EXERCISE OBJECTIVE => Please update the listing from its first line up to and including the line with "- whiskey-row: MACALLAN 25YR", putting "drink-price" wherever "cocktail-price" appears and leaving everything else unchanged.

>> begin DATA FOR THE TASK

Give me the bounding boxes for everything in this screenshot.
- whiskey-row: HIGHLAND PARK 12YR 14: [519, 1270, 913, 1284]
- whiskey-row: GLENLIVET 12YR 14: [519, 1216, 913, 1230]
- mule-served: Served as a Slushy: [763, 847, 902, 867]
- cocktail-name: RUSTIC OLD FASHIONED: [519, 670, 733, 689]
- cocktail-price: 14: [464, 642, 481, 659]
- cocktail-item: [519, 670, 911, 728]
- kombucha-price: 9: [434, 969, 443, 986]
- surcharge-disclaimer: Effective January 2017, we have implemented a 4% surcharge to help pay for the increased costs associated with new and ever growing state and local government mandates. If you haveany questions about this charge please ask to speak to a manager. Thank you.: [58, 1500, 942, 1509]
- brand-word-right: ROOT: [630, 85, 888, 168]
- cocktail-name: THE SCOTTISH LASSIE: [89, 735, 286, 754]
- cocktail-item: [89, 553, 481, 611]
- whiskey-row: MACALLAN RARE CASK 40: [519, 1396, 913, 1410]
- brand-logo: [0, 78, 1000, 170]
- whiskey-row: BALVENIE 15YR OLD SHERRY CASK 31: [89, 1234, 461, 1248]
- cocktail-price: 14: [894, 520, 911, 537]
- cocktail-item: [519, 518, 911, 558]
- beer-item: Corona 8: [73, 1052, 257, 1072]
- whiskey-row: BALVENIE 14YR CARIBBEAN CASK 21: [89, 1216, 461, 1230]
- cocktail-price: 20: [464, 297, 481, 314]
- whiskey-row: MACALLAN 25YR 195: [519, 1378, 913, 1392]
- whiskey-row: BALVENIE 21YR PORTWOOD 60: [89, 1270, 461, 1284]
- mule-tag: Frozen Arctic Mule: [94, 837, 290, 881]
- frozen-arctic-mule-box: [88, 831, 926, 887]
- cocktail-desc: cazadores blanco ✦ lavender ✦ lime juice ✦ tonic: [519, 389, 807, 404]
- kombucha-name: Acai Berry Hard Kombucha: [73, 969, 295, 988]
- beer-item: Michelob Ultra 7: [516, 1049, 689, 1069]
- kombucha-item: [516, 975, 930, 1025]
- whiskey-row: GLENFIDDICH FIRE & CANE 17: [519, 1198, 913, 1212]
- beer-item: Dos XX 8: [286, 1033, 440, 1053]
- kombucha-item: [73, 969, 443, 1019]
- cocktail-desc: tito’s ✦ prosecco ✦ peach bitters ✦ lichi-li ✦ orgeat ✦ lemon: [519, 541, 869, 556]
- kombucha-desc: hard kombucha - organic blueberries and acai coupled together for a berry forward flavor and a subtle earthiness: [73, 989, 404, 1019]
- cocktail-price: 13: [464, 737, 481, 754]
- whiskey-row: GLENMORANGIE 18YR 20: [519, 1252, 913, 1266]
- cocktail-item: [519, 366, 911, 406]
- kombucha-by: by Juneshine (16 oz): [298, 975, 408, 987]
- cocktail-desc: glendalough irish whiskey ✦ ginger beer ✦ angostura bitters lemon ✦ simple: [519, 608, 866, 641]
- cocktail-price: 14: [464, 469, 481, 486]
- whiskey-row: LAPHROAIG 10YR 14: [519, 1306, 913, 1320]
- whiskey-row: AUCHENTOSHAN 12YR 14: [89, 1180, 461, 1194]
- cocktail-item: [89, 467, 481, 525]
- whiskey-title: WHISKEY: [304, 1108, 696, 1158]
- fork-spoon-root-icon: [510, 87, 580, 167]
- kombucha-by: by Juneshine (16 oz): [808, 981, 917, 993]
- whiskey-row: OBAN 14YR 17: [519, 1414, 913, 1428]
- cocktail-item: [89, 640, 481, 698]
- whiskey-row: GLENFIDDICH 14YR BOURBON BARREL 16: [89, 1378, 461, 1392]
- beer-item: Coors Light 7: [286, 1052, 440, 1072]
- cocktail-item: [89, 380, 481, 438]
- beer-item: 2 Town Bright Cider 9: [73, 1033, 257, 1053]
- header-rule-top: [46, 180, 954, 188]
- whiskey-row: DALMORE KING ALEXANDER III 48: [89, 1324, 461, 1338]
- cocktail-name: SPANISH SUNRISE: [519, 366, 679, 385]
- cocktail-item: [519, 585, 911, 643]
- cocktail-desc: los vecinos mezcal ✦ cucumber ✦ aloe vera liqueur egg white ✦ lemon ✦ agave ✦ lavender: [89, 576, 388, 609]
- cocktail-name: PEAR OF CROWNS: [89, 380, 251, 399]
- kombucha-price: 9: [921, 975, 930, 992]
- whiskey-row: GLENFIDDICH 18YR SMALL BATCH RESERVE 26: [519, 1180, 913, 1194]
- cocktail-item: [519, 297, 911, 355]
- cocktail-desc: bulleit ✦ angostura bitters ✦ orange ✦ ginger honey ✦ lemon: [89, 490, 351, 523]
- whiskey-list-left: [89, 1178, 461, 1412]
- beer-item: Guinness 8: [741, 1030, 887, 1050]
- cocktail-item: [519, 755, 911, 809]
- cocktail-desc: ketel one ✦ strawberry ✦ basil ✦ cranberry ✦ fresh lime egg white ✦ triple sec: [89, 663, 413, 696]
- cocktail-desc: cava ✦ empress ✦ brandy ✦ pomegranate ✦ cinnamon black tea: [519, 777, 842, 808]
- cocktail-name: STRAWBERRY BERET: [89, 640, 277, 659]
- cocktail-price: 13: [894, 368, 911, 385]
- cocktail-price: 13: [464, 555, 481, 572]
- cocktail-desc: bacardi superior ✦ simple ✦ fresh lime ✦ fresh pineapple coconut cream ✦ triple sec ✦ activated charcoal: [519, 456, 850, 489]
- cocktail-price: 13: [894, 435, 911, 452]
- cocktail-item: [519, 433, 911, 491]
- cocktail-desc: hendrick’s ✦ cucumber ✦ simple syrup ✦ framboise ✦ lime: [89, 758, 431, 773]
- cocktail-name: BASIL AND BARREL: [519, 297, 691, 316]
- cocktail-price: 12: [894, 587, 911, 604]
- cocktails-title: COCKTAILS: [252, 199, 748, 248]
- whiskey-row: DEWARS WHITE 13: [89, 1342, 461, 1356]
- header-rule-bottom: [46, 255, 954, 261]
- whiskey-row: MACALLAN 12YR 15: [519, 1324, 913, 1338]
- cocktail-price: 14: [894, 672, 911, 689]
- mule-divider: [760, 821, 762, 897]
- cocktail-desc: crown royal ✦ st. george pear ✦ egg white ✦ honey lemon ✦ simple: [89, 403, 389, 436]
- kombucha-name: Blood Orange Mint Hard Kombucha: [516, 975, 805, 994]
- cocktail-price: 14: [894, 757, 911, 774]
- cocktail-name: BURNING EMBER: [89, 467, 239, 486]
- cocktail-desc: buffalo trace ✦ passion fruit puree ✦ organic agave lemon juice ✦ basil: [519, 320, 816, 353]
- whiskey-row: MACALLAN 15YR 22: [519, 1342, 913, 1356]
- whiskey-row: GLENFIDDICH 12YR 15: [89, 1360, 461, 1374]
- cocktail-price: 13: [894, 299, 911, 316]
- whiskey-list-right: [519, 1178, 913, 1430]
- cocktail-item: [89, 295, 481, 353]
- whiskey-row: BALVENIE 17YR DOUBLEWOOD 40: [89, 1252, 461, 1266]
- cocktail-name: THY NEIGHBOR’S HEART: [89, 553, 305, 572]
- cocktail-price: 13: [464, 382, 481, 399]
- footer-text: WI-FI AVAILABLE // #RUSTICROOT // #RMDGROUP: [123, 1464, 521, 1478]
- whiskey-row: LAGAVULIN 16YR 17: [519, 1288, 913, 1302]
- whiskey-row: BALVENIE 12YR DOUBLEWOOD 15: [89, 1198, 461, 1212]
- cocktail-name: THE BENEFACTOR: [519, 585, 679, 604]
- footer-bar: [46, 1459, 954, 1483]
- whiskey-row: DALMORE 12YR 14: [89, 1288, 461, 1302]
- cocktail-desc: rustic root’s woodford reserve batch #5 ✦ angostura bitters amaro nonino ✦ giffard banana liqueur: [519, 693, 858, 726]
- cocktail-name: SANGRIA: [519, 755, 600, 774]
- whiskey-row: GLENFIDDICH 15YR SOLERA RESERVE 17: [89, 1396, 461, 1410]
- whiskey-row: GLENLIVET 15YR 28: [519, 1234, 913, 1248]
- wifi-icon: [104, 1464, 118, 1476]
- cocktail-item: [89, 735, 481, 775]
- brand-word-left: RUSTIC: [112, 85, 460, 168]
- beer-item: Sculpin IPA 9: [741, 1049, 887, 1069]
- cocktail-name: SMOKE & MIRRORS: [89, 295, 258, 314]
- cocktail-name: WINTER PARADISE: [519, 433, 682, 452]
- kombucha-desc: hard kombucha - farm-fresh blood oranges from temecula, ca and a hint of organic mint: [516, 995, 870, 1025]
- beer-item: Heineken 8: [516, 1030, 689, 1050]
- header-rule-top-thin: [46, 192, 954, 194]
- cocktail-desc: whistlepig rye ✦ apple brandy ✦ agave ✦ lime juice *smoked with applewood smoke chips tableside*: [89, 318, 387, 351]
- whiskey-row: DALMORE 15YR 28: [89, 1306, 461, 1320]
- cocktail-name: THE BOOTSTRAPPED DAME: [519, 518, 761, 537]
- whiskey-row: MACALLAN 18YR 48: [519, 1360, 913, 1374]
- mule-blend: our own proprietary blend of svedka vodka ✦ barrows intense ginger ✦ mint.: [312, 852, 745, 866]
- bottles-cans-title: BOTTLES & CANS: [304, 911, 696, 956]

>> end DATA FOR THE TASK

SOLUTION =>
Give me the bounding boxes for everything in this screenshot.
- whiskey-row: HIGHLAND PARK 12YR 14: [519, 1270, 913, 1284]
- whiskey-row: GLENLIVET 12YR 14: [519, 1216, 913, 1230]
- mule-served: Served as a Slushy: [763, 847, 902, 867]
- cocktail-name: RUSTIC OLD FASHIONED: [519, 670, 733, 689]
- drink-price: 14: [464, 642, 481, 659]
- cocktail-item: [519, 670, 911, 728]
- kombucha-price: 9: [434, 969, 443, 986]
- surcharge-disclaimer: Effective January 2017, we have implemented a 4% surcharge to help pay for the increased costs associated with new and ever growing state and local government mandates. If you haveany questions about this charge please ask to speak to a manager. Thank you.: [58, 1500, 942, 1509]
- brand-word-right: ROOT: [630, 85, 888, 168]
- cocktail-name: THE SCOTTISH LASSIE: [89, 735, 286, 754]
- cocktail-item: [89, 553, 481, 611]
- whiskey-row: MACALLAN RARE CASK 40: [519, 1396, 913, 1410]
- brand-logo: [0, 78, 1000, 170]
- whiskey-row: BALVENIE 15YR OLD SHERRY CASK 31: [89, 1234, 461, 1248]
- drink-price: 14: [894, 520, 911, 537]
- cocktail-item: [519, 518, 911, 558]
- beer-item: Corona 8: [73, 1052, 257, 1072]
- whiskey-row: BALVENIE 14YR CARIBBEAN CASK 21: [89, 1216, 461, 1230]
- drink-price: 20: [464, 297, 481, 314]
- whiskey-row: MACALLAN 25YR 195: [519, 1378, 913, 1392]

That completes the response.